-- START OF Input --

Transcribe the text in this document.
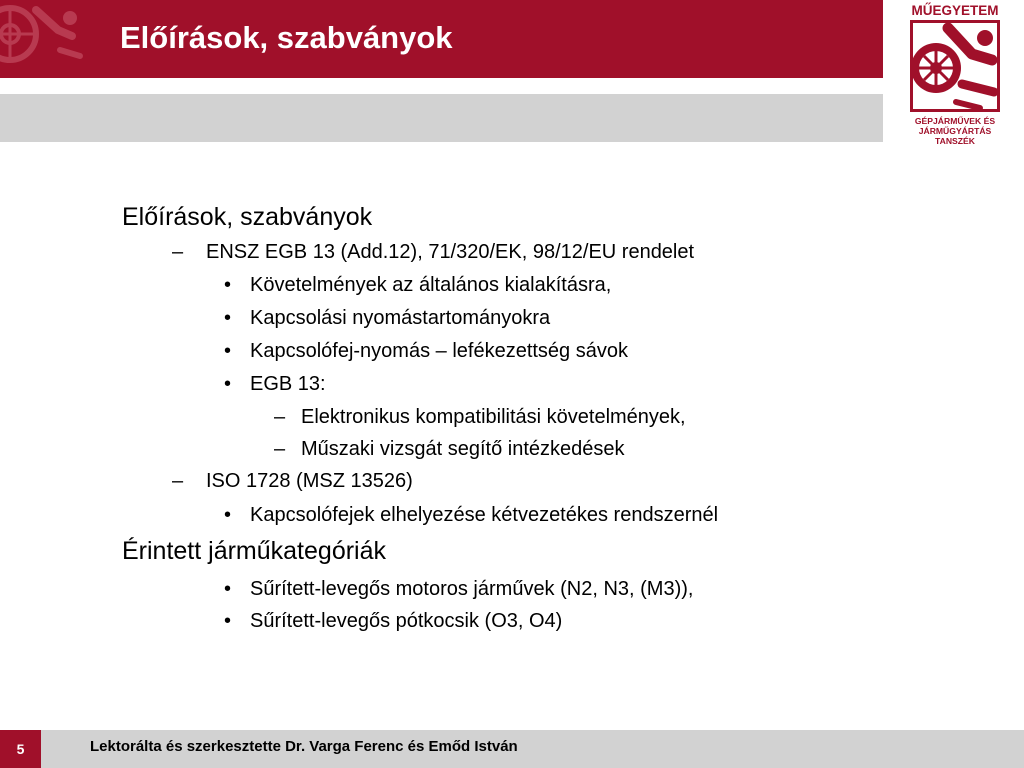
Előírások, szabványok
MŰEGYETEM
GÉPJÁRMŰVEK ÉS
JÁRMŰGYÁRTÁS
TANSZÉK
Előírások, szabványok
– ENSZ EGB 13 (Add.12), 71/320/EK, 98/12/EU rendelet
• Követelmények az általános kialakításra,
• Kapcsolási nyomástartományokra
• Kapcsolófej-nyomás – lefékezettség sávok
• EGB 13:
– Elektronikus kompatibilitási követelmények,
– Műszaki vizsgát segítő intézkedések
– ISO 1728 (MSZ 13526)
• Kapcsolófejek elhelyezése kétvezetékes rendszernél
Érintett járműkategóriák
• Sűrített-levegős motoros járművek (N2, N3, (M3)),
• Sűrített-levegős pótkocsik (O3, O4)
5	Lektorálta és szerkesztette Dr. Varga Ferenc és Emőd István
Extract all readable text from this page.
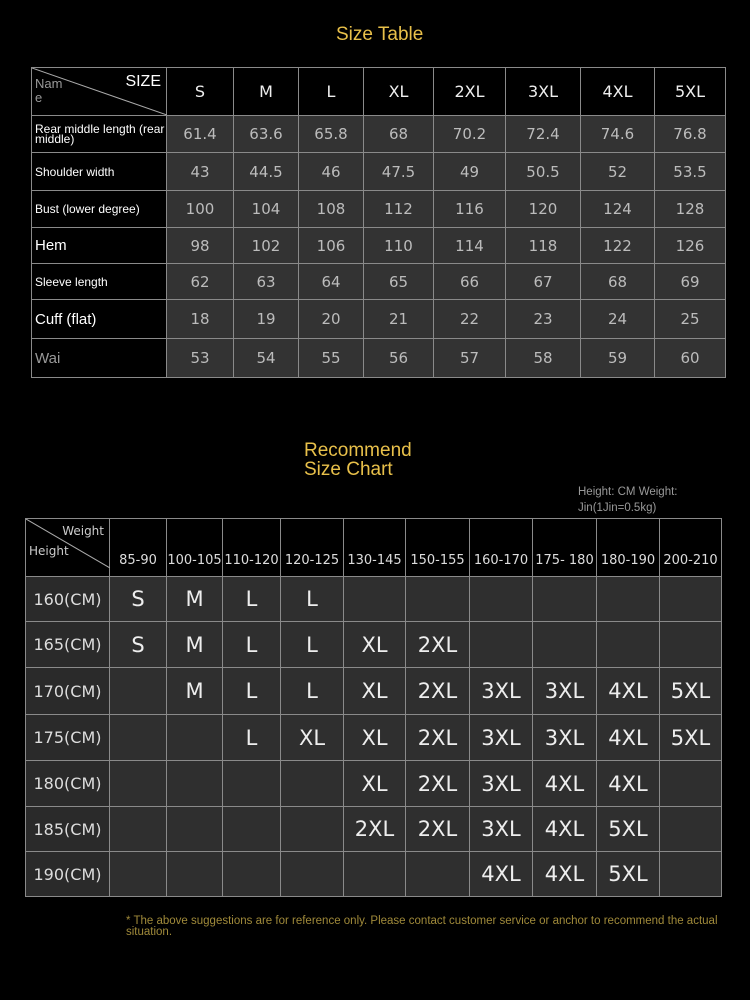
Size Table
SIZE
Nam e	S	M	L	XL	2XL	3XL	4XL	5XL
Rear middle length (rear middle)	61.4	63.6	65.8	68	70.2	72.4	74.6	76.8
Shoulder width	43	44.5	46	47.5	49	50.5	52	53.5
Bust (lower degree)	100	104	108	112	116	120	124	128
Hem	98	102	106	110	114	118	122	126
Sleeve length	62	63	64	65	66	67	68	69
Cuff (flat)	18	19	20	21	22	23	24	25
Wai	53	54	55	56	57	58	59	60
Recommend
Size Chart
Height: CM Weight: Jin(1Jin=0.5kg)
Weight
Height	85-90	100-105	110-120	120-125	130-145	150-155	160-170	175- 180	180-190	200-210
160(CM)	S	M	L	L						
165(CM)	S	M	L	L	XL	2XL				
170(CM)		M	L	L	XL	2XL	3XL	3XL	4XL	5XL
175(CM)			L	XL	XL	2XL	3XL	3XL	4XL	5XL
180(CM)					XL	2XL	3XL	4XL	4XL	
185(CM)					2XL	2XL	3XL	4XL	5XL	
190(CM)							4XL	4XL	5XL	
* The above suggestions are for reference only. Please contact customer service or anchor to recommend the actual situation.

-- END OF Input --

The listing above needs to be output again exactly. Don't include the pictures.

Transcribe the text in this document.
Előírások, szabványok
MŰEGYETEM
GÉPJÁRMŰVEK ÉS
JÁRMŰGYÁRTÁS
TANSZÉK
Előírások, szabványok
– ENSZ EGB 13 (Add.12), 71/320/EK, 98/12/EU rendelet
• Követelmények az általános kialakításra,
• Kapcsolási nyomástartományokra
• Kapcsolófej-nyomás – lefékezettség sávok
• EGB 13:
– Elektronikus kompatibilitási követelmények,
– Műszaki vizsgát segítő intézkedések
– ISO 1728 (MSZ 13526)
• Kapcsolófejek elhelyezése kétvezetékes rendszernél
Érintett járműkategóriák
• Sűrített-levegős motoros járművek (N2, N3, (M3)),
• Sűrített-levegős pótkocsik (O3, O4)
5	Lektorálta és szerkesztette Dr. Varga Ferenc és Emőd István
Extract all readable text from this page.
Size Table
SIZE
Nam e	S	M	L	XL	2XL	3XL	4XL	5XL
Rear middle length (rear middle)	61.4	63.6	65.8	68	70.2	72.4	74.6	76.8
Shoulder width	43	44.5	46	47.5	49	50.5	52	53.5
Bust (lower degree)	100	104	108	112	116	120	124	128
Hem	98	102	106	110	114	118	122	126
Sleeve length	62	63	64	65	66	67	68	69
Cuff (flat)	18	19	20	21	22	23	24	25
Wai	53	54	55	56	57	58	59	60
Recommend
Size Chart
Height: CM Weight: Jin(1Jin=0.5kg)
Weight
Height	85-90	100-105	110-120	120-125	130-145	150-155	160-170	175- 180	180-190	200-210
160(CM)	S	M	L	L						
165(CM)	S	M	L	L	XL	2XL				
170(CM)		M	L	L	XL	2XL	3XL	3XL	4XL	5XL
175(CM)			L	XL	XL	2XL	3XL	3XL	4XL	5XL
180(CM)					XL	2XL	3XL	4XL	4XL	
185(CM)					2XL	2XL	3XL	4XL	5XL	
190(CM)							4XL	4XL	5XL	
* The above suggestions are for reference only. Please contact customer service or anchor to recommend the actual situation.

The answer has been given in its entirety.